(Action item) In the filing on the asset purchase agreement, why will certain shareholders of the Seller receive restricted shares of the Company's Common Stock, and why did the Company change its name?

(Quoted passage)
━━━━━━━━━━━━━━━━━━━━

Sections 1 - Registrant's Business and Operations
Item 1.01 Entry into a Material Definitive Agreement
On August 18, 2007, the Company entered into an Asset Purchase Agreement with Immureboost of Thailand, a Thai corporation (the "Seller") which develops processes, products and pharmaceuticals that interact with the immune system. Under the terms of the Agreement, the Company acquired certain assets of the Seller, including patents and trademarks, which are listed in the Asset Purchase Agreement attached hereto as Exhibit 10.1. In consideration of these assets, certain shareholders of the Seller will receive Twenty million three hundred seventy (20,370,000) "restricted shares" (as that term is defined in Rule 144 of the Securities Act of 1933; the "Act") of the Company's Common Stock which shall constitute forty percent (40%) of the issued and outstanding Common Stock of the Company. Pursuant to the terms of the Agreement, the Company has also changed its name to Immureboost, Inc. A Copy of the Articles of Amendment are filed as Exhibit 3.1 hereto.
SIGNATURES
Pursuant to the requirements of the Securities Exchange Act of 1934, the registrant has duly caused this report to be signed on its behalf by the undersigned hereunto duly authorized.
Date: August 22, 2007 Imureboost, Inc.

━━━━━━━━━━━━━━━━━━━━

(Stored data entries)
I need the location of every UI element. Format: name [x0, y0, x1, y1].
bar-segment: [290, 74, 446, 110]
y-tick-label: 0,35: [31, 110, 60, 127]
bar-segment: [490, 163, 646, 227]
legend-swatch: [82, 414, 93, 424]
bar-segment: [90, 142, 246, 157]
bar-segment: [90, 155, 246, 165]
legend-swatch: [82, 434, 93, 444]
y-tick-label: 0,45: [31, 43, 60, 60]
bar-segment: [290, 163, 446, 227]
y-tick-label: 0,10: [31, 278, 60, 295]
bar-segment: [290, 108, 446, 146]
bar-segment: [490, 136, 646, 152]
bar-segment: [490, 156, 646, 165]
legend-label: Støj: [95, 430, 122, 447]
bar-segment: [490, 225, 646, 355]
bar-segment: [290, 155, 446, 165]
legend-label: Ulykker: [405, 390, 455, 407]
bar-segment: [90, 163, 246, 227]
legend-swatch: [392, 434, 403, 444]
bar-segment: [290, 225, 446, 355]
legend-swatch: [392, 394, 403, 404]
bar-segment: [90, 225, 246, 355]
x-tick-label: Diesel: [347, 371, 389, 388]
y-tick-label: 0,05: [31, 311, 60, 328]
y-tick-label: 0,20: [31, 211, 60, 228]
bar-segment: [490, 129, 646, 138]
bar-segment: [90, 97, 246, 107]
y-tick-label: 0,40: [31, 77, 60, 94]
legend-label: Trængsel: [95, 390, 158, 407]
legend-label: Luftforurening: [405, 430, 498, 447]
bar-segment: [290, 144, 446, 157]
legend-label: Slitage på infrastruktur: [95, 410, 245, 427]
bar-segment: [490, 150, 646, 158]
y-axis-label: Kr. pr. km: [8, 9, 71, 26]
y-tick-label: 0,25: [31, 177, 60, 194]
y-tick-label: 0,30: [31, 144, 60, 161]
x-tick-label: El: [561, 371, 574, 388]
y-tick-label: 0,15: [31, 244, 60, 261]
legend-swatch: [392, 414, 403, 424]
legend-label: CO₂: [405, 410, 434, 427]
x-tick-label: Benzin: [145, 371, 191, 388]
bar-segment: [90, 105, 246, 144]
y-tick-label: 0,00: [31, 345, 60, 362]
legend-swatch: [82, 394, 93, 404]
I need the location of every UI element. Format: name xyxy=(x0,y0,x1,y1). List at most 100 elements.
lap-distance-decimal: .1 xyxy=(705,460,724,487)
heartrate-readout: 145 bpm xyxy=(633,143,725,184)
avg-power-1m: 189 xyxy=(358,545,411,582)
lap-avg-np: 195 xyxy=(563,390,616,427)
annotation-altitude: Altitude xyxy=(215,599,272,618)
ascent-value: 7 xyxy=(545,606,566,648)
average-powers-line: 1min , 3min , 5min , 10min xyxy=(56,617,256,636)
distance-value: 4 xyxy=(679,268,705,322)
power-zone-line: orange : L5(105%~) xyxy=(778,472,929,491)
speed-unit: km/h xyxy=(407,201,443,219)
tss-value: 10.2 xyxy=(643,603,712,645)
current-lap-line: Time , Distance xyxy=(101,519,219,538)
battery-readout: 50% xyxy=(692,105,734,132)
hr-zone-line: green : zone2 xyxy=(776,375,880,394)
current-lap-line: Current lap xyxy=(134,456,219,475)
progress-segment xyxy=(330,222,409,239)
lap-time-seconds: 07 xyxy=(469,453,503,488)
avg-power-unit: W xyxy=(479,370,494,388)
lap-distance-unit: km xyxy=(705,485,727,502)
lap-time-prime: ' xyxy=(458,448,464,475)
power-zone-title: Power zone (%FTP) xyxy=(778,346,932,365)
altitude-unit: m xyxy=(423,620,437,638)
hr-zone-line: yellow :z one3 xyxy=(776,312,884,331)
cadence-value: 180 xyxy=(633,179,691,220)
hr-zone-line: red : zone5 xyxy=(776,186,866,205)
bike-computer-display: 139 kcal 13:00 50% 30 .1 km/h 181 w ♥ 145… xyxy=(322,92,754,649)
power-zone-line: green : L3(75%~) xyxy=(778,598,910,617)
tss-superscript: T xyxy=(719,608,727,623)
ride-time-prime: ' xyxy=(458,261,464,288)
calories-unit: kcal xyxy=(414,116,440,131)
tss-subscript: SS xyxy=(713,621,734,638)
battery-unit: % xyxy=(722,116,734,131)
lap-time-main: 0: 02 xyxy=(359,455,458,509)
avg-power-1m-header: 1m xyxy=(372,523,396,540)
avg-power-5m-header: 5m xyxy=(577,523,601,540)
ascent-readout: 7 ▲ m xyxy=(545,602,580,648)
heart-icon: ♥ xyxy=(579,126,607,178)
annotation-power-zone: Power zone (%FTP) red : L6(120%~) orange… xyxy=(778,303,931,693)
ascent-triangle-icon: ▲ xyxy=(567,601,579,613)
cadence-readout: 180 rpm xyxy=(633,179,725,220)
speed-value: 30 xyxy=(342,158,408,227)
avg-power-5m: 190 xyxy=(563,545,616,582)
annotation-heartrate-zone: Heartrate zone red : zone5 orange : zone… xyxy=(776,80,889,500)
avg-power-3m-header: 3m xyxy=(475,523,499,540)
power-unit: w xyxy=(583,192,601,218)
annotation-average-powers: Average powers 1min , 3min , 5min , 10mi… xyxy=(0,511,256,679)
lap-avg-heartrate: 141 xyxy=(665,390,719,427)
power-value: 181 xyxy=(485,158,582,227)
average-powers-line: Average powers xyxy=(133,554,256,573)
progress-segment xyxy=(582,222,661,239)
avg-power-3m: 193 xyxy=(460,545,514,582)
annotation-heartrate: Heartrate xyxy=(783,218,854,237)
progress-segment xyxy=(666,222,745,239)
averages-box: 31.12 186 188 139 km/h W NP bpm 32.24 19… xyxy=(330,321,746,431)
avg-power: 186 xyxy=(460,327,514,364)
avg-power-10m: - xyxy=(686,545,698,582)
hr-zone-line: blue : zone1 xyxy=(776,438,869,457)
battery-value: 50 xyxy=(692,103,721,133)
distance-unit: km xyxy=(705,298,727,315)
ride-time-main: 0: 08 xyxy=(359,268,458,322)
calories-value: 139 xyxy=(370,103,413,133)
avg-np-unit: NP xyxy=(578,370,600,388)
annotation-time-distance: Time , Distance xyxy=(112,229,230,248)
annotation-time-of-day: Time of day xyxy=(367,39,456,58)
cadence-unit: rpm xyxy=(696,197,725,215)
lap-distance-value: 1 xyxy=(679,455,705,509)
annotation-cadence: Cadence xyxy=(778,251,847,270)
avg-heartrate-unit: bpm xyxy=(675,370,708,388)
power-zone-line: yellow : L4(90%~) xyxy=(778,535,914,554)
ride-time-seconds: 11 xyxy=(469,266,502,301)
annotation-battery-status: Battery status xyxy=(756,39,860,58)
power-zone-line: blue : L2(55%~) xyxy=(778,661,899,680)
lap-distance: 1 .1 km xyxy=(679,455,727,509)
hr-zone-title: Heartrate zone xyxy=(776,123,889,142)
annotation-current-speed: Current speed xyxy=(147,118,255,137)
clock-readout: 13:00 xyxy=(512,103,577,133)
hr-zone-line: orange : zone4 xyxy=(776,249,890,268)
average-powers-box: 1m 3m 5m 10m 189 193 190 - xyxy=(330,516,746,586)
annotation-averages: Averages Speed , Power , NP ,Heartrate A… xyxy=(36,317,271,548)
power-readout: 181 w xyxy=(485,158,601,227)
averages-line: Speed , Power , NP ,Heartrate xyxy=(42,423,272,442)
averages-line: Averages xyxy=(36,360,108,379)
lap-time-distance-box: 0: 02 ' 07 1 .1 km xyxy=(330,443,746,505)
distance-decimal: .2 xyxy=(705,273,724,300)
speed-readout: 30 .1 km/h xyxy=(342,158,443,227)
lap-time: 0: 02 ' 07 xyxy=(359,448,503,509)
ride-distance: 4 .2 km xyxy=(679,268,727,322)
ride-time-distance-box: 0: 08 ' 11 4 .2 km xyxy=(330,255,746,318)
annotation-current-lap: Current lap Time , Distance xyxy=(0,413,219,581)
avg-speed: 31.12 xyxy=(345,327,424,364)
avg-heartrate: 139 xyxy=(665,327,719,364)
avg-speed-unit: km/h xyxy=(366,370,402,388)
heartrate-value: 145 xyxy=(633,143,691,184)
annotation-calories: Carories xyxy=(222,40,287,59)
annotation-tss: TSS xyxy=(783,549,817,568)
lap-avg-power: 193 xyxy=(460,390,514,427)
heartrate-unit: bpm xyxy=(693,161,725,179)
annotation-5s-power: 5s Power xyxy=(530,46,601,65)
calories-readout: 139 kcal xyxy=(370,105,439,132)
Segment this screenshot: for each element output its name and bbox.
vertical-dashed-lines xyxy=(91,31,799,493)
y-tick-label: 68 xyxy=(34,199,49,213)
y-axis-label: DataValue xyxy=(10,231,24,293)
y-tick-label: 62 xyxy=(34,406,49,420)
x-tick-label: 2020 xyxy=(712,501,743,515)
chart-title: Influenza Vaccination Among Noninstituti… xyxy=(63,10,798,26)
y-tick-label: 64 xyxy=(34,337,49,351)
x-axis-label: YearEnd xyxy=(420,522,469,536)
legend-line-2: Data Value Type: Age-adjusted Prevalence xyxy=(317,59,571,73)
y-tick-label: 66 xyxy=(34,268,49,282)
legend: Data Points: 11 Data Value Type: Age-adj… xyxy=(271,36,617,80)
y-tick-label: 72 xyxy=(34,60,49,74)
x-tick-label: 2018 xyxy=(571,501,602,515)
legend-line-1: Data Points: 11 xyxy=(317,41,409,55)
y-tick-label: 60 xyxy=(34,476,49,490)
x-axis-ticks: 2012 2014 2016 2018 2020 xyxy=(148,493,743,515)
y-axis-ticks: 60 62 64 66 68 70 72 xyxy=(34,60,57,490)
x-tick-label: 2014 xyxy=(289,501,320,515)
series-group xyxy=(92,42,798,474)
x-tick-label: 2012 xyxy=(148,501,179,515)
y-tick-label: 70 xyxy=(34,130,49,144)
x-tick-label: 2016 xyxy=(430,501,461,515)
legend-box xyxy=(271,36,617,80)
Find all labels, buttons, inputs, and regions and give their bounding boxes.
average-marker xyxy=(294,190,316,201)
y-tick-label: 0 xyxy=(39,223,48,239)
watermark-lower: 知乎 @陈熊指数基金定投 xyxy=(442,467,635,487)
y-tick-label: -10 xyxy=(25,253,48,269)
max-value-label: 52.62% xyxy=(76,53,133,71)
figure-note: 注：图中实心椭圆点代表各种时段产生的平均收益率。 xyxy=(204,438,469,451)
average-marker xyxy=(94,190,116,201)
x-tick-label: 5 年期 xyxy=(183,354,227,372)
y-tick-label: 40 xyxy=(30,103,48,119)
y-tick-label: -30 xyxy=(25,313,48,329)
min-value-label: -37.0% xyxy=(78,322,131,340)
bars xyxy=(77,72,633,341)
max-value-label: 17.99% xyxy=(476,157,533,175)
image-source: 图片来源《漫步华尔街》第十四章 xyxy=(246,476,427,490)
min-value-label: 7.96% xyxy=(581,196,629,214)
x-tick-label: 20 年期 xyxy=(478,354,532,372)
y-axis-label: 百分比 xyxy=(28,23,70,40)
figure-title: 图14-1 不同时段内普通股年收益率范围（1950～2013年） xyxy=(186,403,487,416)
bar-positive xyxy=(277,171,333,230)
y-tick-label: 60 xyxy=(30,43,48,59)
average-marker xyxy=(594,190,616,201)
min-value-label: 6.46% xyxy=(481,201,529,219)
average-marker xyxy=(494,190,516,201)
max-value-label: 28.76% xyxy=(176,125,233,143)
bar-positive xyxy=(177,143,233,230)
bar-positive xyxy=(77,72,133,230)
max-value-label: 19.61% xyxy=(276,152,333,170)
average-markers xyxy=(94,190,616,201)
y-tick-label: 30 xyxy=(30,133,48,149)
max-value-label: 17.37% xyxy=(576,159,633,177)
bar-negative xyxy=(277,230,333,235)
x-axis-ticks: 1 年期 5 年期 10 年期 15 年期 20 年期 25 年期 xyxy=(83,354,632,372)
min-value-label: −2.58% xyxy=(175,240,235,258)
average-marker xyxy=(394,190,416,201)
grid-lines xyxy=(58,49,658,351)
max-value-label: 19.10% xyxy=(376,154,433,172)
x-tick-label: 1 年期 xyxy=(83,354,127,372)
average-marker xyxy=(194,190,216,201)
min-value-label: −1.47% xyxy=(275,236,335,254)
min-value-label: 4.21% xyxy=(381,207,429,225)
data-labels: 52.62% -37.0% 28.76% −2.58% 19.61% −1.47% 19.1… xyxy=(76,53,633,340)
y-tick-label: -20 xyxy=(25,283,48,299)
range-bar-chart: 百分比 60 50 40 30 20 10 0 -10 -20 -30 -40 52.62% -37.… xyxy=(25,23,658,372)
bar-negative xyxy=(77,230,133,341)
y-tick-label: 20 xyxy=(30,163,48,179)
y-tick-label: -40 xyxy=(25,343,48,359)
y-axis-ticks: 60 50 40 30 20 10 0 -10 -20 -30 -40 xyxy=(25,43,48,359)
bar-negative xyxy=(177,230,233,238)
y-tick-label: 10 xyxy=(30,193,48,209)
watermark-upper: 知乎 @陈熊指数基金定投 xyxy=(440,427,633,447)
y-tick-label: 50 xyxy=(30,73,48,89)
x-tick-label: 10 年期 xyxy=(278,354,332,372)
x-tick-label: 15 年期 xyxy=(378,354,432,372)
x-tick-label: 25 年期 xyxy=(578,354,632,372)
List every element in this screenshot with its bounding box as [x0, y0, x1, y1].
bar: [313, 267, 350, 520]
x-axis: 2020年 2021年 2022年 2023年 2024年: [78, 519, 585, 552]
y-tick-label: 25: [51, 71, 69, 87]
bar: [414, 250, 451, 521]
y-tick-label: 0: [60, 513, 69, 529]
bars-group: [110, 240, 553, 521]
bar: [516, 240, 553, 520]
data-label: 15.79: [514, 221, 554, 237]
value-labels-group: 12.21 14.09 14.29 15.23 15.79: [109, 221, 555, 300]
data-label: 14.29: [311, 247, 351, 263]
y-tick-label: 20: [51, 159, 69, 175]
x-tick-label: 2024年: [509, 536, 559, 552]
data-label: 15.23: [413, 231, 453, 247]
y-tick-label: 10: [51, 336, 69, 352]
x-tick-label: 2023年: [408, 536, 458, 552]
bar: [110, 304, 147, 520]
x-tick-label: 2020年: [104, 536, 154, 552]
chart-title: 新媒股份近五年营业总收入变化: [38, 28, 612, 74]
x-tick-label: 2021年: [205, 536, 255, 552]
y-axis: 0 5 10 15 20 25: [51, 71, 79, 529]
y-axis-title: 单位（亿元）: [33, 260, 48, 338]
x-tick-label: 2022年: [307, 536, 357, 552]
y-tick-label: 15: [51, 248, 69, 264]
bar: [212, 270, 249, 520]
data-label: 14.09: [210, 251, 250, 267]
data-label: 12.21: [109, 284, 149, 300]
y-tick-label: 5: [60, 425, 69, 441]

━━━━━━━━━━━━━━━━━━━━

(Answer space) Certain shareholders of the Seller will receive 20,370,000 restricted shares in consideration of the assets the Company acquired, including patents and trademarks. The Company changed its name to Immureboost, Inc. because the terms of the Agreement required it.